» **Exercise material**:
— start —

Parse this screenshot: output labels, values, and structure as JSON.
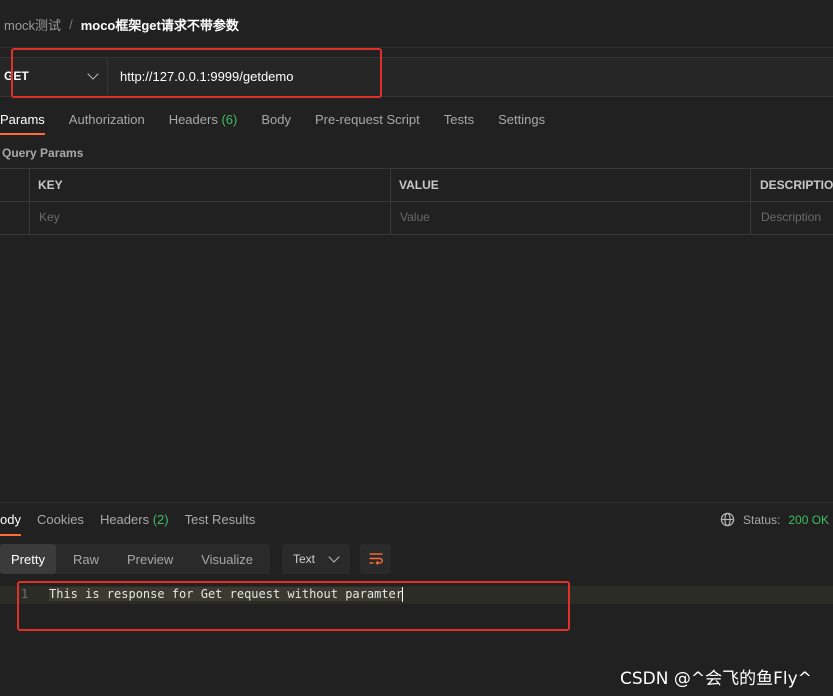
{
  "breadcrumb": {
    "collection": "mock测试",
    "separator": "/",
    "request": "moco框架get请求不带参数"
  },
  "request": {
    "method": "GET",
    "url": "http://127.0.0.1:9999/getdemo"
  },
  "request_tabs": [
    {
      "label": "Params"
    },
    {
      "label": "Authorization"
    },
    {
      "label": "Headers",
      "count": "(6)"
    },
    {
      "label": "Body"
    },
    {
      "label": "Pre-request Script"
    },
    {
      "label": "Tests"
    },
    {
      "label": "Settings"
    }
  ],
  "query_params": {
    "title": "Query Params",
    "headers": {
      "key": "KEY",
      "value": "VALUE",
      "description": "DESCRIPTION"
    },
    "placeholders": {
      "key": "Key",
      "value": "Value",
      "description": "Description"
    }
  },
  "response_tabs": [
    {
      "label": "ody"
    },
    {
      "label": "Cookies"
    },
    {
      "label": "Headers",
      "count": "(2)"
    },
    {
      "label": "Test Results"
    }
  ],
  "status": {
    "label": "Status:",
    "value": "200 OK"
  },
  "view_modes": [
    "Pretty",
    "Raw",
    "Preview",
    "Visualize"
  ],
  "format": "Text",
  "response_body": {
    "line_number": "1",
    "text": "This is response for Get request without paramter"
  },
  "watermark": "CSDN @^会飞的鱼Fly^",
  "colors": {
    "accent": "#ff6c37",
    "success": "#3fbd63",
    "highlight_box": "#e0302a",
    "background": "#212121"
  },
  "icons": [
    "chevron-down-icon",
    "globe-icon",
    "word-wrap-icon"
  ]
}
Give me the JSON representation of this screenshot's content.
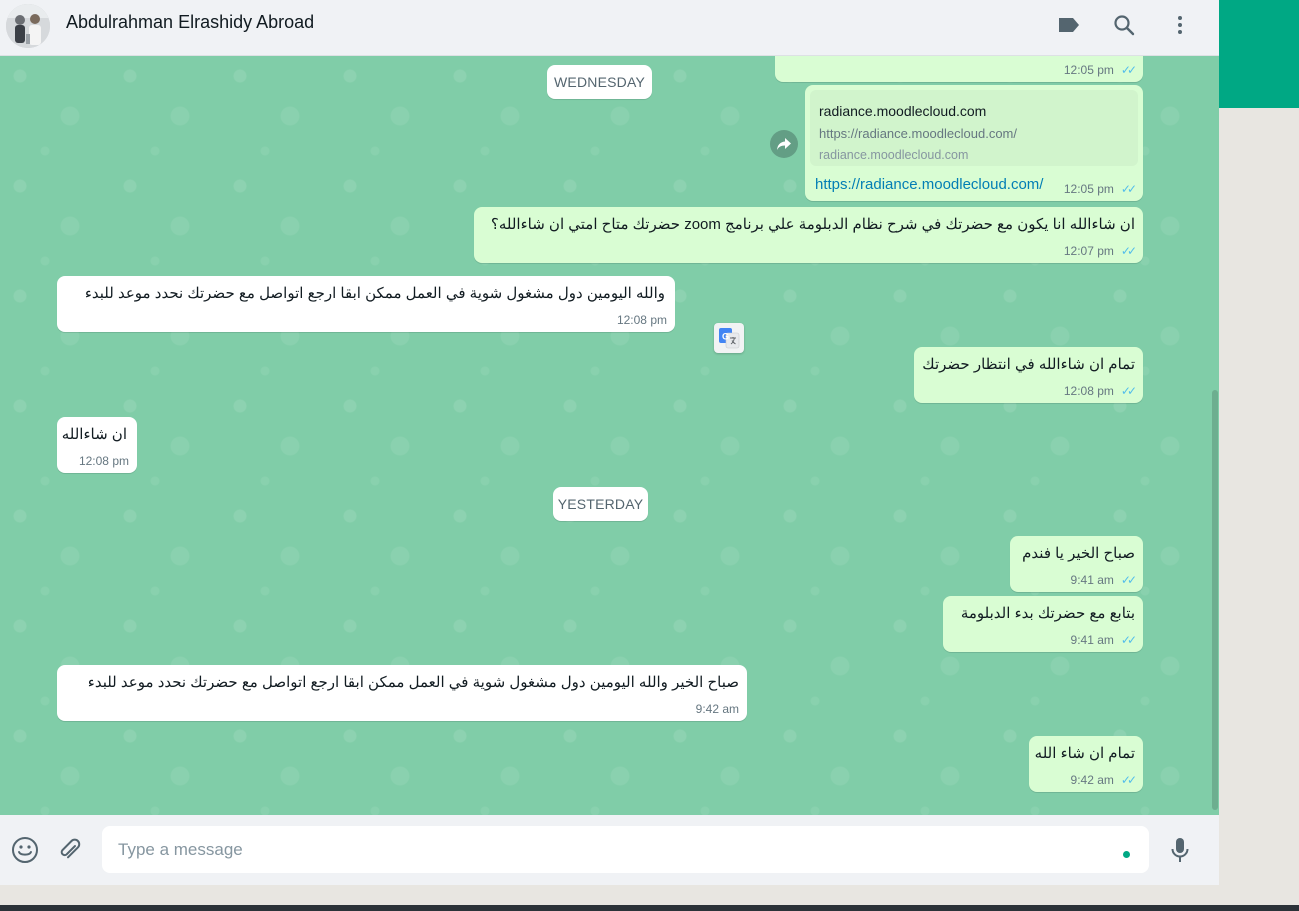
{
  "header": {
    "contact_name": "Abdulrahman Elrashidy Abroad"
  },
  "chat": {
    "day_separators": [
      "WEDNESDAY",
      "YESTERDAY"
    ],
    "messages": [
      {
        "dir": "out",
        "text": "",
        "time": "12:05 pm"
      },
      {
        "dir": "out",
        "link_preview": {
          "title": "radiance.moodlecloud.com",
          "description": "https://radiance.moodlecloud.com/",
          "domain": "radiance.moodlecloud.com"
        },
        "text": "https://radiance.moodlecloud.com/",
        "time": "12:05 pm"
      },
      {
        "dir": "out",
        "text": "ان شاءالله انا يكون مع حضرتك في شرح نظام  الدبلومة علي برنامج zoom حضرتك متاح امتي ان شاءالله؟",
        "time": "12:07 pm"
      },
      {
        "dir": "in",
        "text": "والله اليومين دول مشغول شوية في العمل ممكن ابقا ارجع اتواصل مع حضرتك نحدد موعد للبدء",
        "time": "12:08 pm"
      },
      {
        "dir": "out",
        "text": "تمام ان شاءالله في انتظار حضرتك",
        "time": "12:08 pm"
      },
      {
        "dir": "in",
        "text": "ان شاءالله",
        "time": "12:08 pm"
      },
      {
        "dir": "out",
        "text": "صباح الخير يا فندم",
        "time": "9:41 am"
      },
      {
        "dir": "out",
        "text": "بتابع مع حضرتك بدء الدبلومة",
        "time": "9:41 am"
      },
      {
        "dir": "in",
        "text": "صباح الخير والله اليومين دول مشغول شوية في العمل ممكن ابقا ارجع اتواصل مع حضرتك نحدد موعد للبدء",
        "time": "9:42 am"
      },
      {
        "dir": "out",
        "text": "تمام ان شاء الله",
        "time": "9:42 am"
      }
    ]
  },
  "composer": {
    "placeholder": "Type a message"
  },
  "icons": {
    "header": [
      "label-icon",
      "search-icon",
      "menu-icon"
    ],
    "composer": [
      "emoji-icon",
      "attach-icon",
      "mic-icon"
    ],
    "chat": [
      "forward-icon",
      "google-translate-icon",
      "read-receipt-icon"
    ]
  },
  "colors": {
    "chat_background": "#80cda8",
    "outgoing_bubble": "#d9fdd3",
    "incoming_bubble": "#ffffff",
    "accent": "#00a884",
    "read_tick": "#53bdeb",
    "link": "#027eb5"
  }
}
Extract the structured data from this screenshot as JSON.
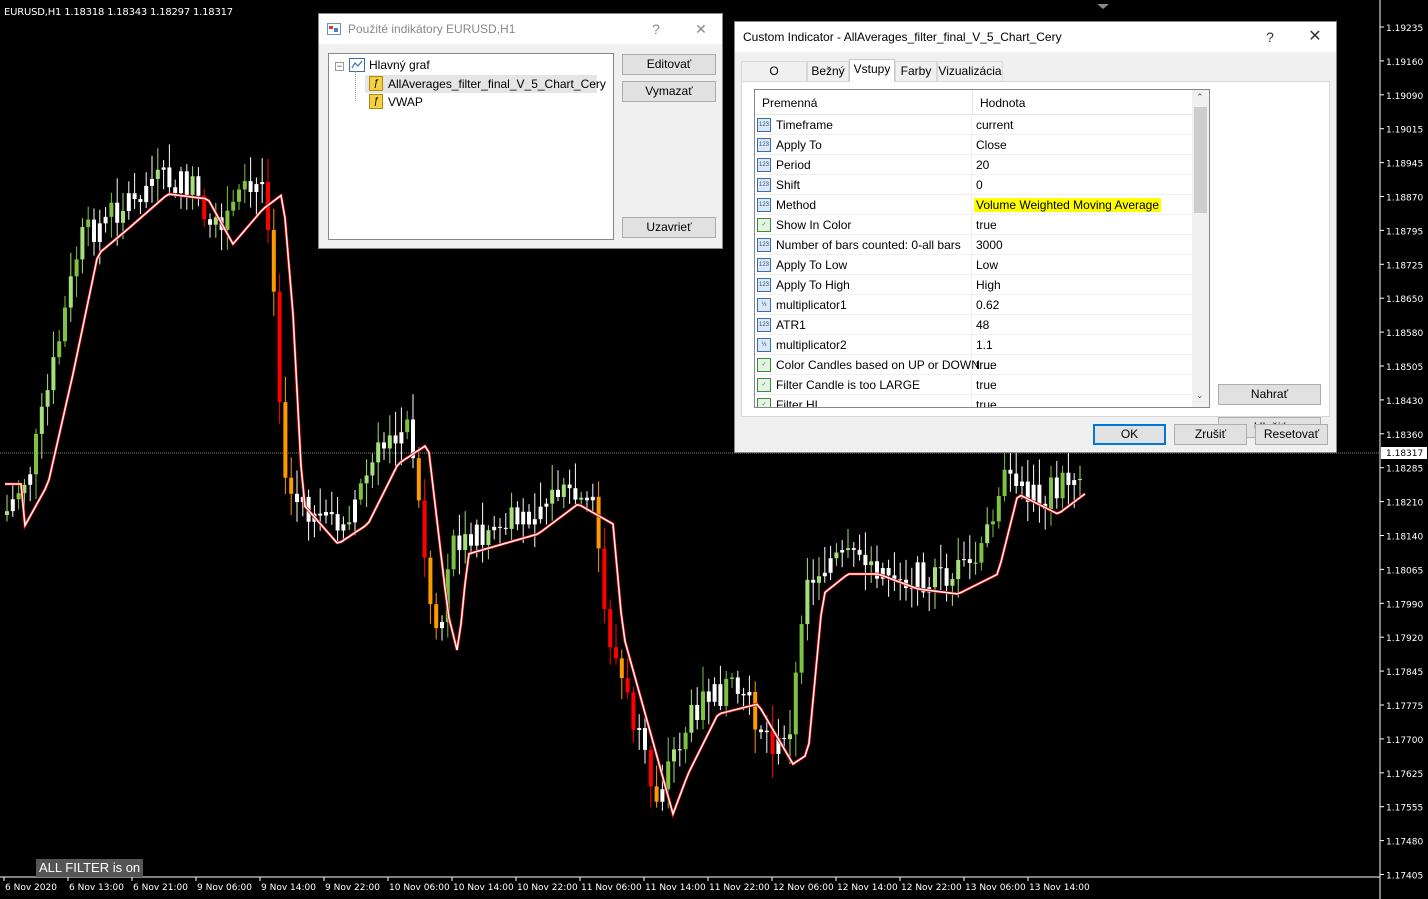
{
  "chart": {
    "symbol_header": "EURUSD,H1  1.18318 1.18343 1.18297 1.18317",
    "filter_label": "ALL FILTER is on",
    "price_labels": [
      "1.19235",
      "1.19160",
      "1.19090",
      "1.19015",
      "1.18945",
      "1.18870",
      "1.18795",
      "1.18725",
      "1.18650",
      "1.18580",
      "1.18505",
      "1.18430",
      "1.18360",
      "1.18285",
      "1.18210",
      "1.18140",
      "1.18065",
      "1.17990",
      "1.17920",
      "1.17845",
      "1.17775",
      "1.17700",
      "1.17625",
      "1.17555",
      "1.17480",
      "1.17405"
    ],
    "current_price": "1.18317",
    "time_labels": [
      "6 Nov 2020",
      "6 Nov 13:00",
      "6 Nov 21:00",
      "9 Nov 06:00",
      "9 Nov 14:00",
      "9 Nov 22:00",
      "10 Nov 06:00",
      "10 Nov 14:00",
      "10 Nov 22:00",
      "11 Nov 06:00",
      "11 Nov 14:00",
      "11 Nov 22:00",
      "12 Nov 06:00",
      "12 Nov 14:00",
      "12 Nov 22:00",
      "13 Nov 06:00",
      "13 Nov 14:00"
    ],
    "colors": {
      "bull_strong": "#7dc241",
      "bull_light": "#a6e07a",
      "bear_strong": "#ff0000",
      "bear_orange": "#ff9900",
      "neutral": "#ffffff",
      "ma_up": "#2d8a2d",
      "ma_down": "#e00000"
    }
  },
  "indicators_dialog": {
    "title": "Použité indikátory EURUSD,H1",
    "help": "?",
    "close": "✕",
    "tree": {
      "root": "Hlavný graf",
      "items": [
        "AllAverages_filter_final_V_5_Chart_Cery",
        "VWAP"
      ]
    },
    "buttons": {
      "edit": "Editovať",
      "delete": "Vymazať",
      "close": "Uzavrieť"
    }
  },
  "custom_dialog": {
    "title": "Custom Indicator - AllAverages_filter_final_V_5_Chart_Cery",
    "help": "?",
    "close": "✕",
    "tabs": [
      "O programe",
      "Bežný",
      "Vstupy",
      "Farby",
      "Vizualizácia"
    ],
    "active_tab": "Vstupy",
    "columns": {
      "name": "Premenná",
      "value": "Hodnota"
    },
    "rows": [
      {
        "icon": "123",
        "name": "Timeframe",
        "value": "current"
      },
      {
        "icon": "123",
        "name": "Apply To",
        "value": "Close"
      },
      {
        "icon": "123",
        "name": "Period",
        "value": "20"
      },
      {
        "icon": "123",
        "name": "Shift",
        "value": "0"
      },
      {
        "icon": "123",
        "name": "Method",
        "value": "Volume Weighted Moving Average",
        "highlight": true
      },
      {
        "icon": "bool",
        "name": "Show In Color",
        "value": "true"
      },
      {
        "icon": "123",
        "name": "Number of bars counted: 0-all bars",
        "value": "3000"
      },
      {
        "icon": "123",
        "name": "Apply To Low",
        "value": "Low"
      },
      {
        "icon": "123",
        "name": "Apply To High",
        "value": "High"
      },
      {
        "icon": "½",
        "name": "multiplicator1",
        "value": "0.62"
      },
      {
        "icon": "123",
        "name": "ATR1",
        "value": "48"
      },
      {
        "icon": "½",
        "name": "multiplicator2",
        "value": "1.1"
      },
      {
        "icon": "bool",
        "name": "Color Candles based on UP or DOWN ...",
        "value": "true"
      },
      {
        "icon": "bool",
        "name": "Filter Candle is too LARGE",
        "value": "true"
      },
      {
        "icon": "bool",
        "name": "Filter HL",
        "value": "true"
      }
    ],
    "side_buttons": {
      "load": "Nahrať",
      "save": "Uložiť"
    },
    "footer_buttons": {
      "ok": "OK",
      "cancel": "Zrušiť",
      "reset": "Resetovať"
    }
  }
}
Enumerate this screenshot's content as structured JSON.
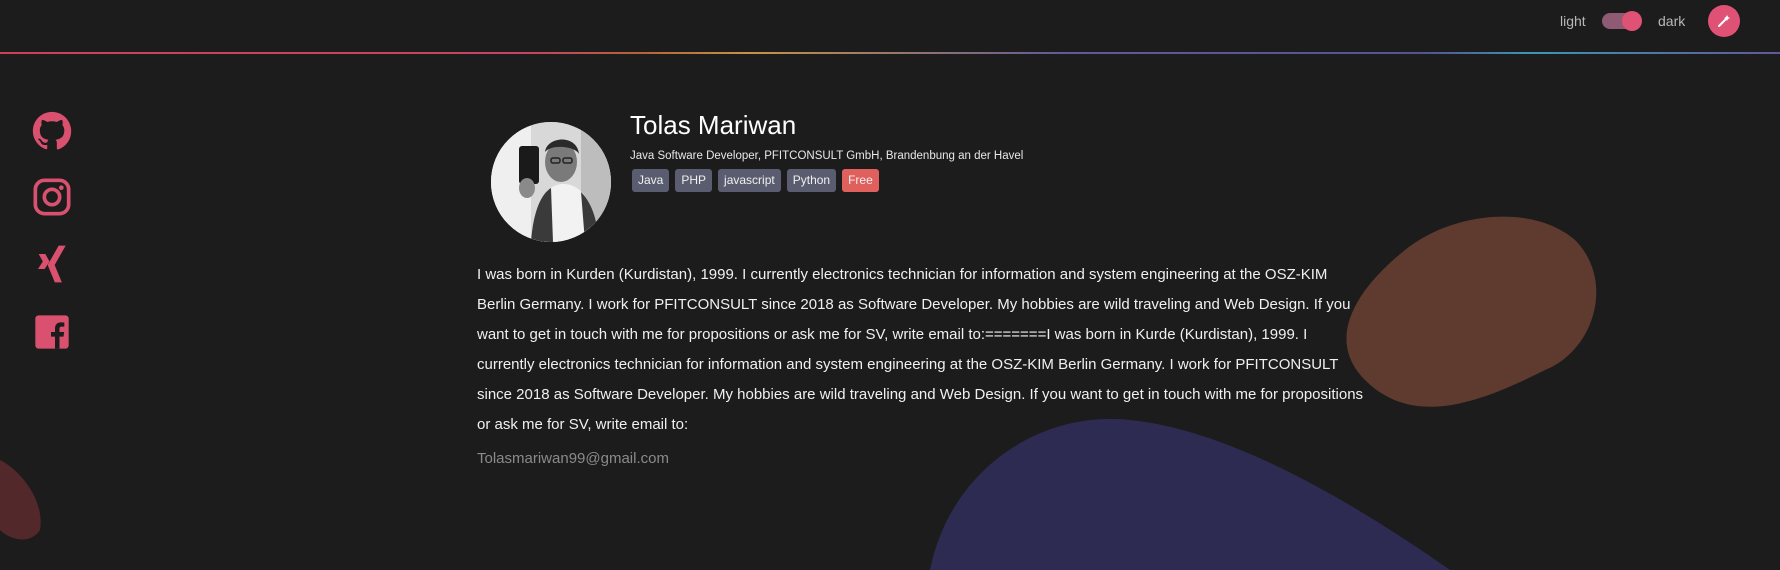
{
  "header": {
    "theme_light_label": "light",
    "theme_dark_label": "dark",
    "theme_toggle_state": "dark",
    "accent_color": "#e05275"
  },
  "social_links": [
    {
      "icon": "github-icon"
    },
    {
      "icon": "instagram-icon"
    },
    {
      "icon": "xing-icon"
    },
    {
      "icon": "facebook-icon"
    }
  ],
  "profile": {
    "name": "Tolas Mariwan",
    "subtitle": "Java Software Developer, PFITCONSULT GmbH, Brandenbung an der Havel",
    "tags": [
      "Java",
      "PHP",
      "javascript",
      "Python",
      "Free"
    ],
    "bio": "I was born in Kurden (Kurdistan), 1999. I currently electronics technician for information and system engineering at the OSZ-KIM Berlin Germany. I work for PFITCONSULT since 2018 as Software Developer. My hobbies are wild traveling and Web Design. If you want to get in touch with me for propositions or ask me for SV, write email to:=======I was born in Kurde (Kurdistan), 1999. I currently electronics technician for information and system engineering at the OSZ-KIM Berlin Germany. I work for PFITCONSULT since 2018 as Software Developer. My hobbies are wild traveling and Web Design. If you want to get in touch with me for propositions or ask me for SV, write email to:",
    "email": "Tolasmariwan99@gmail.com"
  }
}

— end —

» **Work to be completed**: Leave out the pictures, and extract exactly the lines from the one with "Enumerate this screenshot's" through the end of the records, both ends included.

» **Result for this task**:
Enumerate this screenshot's content as structured JSON.
{
  "header": {
    "theme_light_label": "light",
    "theme_dark_label": "dark",
    "theme_toggle_state": "dark",
    "accent_color": "#e05275"
  },
  "social_links": [
    {
      "icon": "github-icon"
    },
    {
      "icon": "instagram-icon"
    },
    {
      "icon": "xing-icon"
    },
    {
      "icon": "facebook-icon"
    }
  ],
  "profile": {
    "name": "Tolas Mariwan",
    "subtitle": "Java Software Developer, PFITCONSULT GmbH, Brandenbung an der Havel",
    "tags": [
      "Java",
      "PHP",
      "javascript",
      "Python",
      "Free"
    ],
    "bio": "I was born in Kurden (Kurdistan), 1999. I currently electronics technician for information and system engineering at the OSZ-KIM Berlin Germany. I work for PFITCONSULT since 2018 as Software Developer. My hobbies are wild traveling and Web Design. If you want to get in touch with me for propositions or ask me for SV, write email to:=======I was born in Kurde (Kurdistan), 1999. I currently electronics technician for information and system engineering at the OSZ-KIM Berlin Germany. I work for PFITCONSULT since 2018 as Software Developer. My hobbies are wild traveling and Web Design. If you want to get in touch with me for propositions or ask me for SV, write email to:",
    "email": "Tolasmariwan99@gmail.com"
  }
}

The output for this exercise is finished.